(Data extracted from a collection)

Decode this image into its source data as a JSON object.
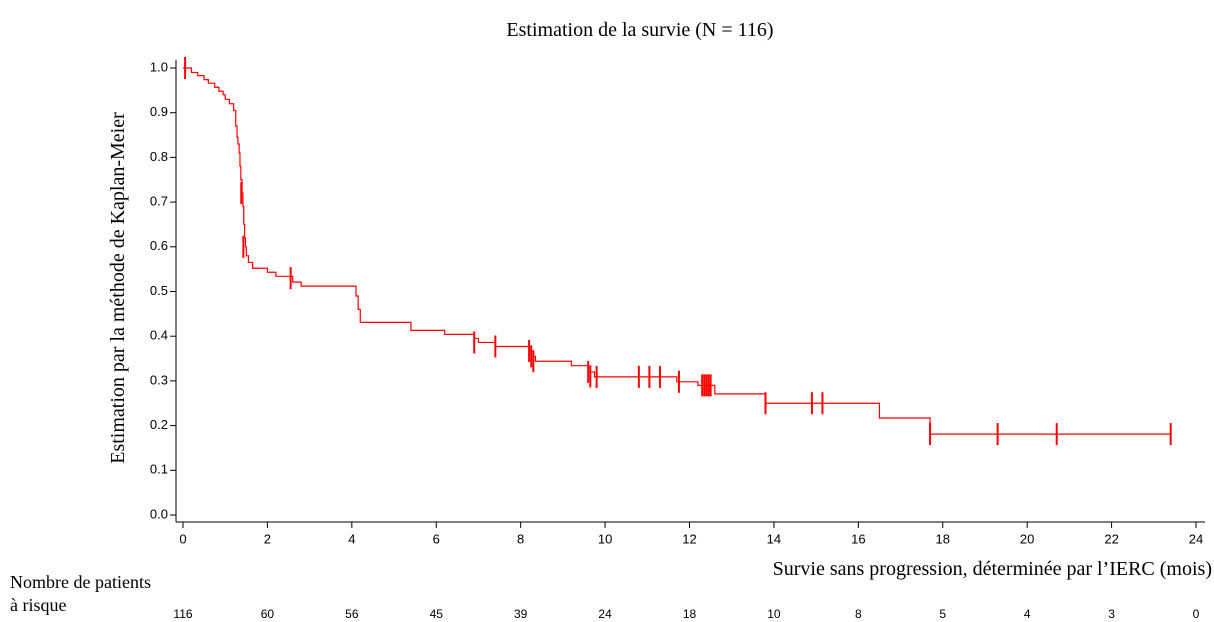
{
  "chart_data": {
    "type": "step",
    "title": "Estimation de la survie (N = 116)",
    "x_label": "Survie sans progression, déterminée par l’IERC (mois)",
    "y_label": "Estimation par la méthode de Kaplan-Meier",
    "xlim": [
      0,
      24
    ],
    "ylim": [
      0,
      1
    ],
    "xticks": [
      0,
      2,
      4,
      6,
      8,
      10,
      12,
      14,
      16,
      18,
      20,
      22,
      24
    ],
    "yticks": [
      {
        "value": 0,
        "label": "0.0"
      },
      0.1,
      0.2,
      0.3,
      0.4,
      0.5,
      0.6,
      0.7,
      0.8,
      0.9,
      {
        "value": 1,
        "label": "1.0"
      }
    ],
    "color": "#ff0000",
    "x": [
      0,
      0.2,
      0.35,
      0.5,
      0.6,
      0.75,
      0.85,
      0.95,
      1.0,
      1.1,
      1.2,
      1.25,
      1.28,
      1.3,
      1.33,
      1.35,
      1.37,
      1.4,
      1.42,
      1.44,
      1.46,
      1.48,
      1.5,
      1.55,
      1.65,
      2.0,
      2.2,
      2.6,
      2.8,
      4.1,
      4.15,
      4.2,
      5.4,
      6.2,
      6.9,
      7.0,
      7.4,
      8.2,
      8.3,
      8.35,
      9.2,
      9.6,
      9.75,
      11.7,
      12.2,
      12.6,
      13.8,
      16.5,
      17.7,
      23.4
    ],
    "values": [
      1.0,
      0.99,
      0.983,
      0.974,
      0.966,
      0.957,
      0.948,
      0.94,
      0.93,
      0.92,
      0.905,
      0.87,
      0.845,
      0.83,
      0.81,
      0.78,
      0.75,
      0.72,
      0.69,
      0.65,
      0.62,
      0.6,
      0.58,
      0.565,
      0.552,
      0.543,
      0.534,
      0.521,
      0.512,
      0.49,
      0.46,
      0.431,
      0.413,
      0.404,
      0.395,
      0.386,
      0.377,
      0.367,
      0.355,
      0.344,
      0.334,
      0.32,
      0.309,
      0.298,
      0.29,
      0.271,
      0.25,
      0.217,
      0.181,
      0.181
    ],
    "censored": {
      "x": [
        0.05,
        1.38,
        1.43,
        2.55,
        6.9,
        7.4,
        8.2,
        8.25,
        8.3,
        9.6,
        9.65,
        9.8,
        10.8,
        11.05,
        11.3,
        11.75,
        12.3,
        12.35,
        12.4,
        12.45,
        12.5,
        13.8,
        14.9,
        15.15,
        17.7,
        19.3,
        20.7,
        23.4
      ],
      "values": [
        1.0,
        0.72,
        0.6,
        0.53,
        0.386,
        0.377,
        0.367,
        0.355,
        0.344,
        0.32,
        0.31,
        0.309,
        0.309,
        0.309,
        0.309,
        0.298,
        0.29,
        0.29,
        0.29,
        0.29,
        0.29,
        0.25,
        0.25,
        0.25,
        0.181,
        0.181,
        0.181,
        0.181
      ]
    },
    "at_risk_label": [
      "Nombre de patients",
      "à risque"
    ],
    "at_risk": [
      116,
      60,
      56,
      45,
      39,
      24,
      18,
      10,
      8,
      5,
      4,
      3,
      0
    ]
  }
}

• **THE TASK**
The task calls for duplicating the data exactly, with no images kept.

• **THE COMPLETED TASK**
Decode this image into its source data as a JSON object.
{
  "chart_data": {
    "type": "step",
    "title": "Estimation de la survie (N = 116)",
    "x_label": "Survie sans progression, déterminée par l’IERC (mois)",
    "y_label": "Estimation par la méthode de Kaplan-Meier",
    "xlim": [
      0,
      24
    ],
    "ylim": [
      0,
      1
    ],
    "xticks": [
      0,
      2,
      4,
      6,
      8,
      10,
      12,
      14,
      16,
      18,
      20,
      22,
      24
    ],
    "yticks": [
      {
        "value": 0,
        "label": "0.0"
      },
      0.1,
      0.2,
      0.3,
      0.4,
      0.5,
      0.6,
      0.7,
      0.8,
      0.9,
      {
        "value": 1,
        "label": "1.0"
      }
    ],
    "color": "#ff0000",
    "x": [
      0,
      0.2,
      0.35,
      0.5,
      0.6,
      0.75,
      0.85,
      0.95,
      1.0,
      1.1,
      1.2,
      1.25,
      1.28,
      1.3,
      1.33,
      1.35,
      1.37,
      1.4,
      1.42,
      1.44,
      1.46,
      1.48,
      1.5,
      1.55,
      1.65,
      2.0,
      2.2,
      2.6,
      2.8,
      4.1,
      4.15,
      4.2,
      5.4,
      6.2,
      6.9,
      7.0,
      7.4,
      8.2,
      8.3,
      8.35,
      9.2,
      9.6,
      9.75,
      11.7,
      12.2,
      12.6,
      13.8,
      16.5,
      17.7,
      23.4
    ],
    "values": [
      1.0,
      0.99,
      0.983,
      0.974,
      0.966,
      0.957,
      0.948,
      0.94,
      0.93,
      0.92,
      0.905,
      0.87,
      0.845,
      0.83,
      0.81,
      0.78,
      0.75,
      0.72,
      0.69,
      0.65,
      0.62,
      0.6,
      0.58,
      0.565,
      0.552,
      0.543,
      0.534,
      0.521,
      0.512,
      0.49,
      0.46,
      0.431,
      0.413,
      0.404,
      0.395,
      0.386,
      0.377,
      0.367,
      0.355,
      0.344,
      0.334,
      0.32,
      0.309,
      0.298,
      0.29,
      0.271,
      0.25,
      0.217,
      0.181,
      0.181
    ],
    "censored": {
      "x": [
        0.05,
        1.38,
        1.43,
        2.55,
        6.9,
        7.4,
        8.2,
        8.25,
        8.3,
        9.6,
        9.65,
        9.8,
        10.8,
        11.05,
        11.3,
        11.75,
        12.3,
        12.35,
        12.4,
        12.45,
        12.5,
        13.8,
        14.9,
        15.15,
        17.7,
        19.3,
        20.7,
        23.4
      ],
      "values": [
        1.0,
        0.72,
        0.6,
        0.53,
        0.386,
        0.377,
        0.367,
        0.355,
        0.344,
        0.32,
        0.31,
        0.309,
        0.309,
        0.309,
        0.309,
        0.298,
        0.29,
        0.29,
        0.29,
        0.29,
        0.29,
        0.25,
        0.25,
        0.25,
        0.181,
        0.181,
        0.181,
        0.181
      ]
    },
    "at_risk_label": [
      "Nombre de patients",
      "à risque"
    ],
    "at_risk": [
      116,
      60,
      56,
      45,
      39,
      24,
      18,
      10,
      8,
      5,
      4,
      3,
      0
    ]
  }
}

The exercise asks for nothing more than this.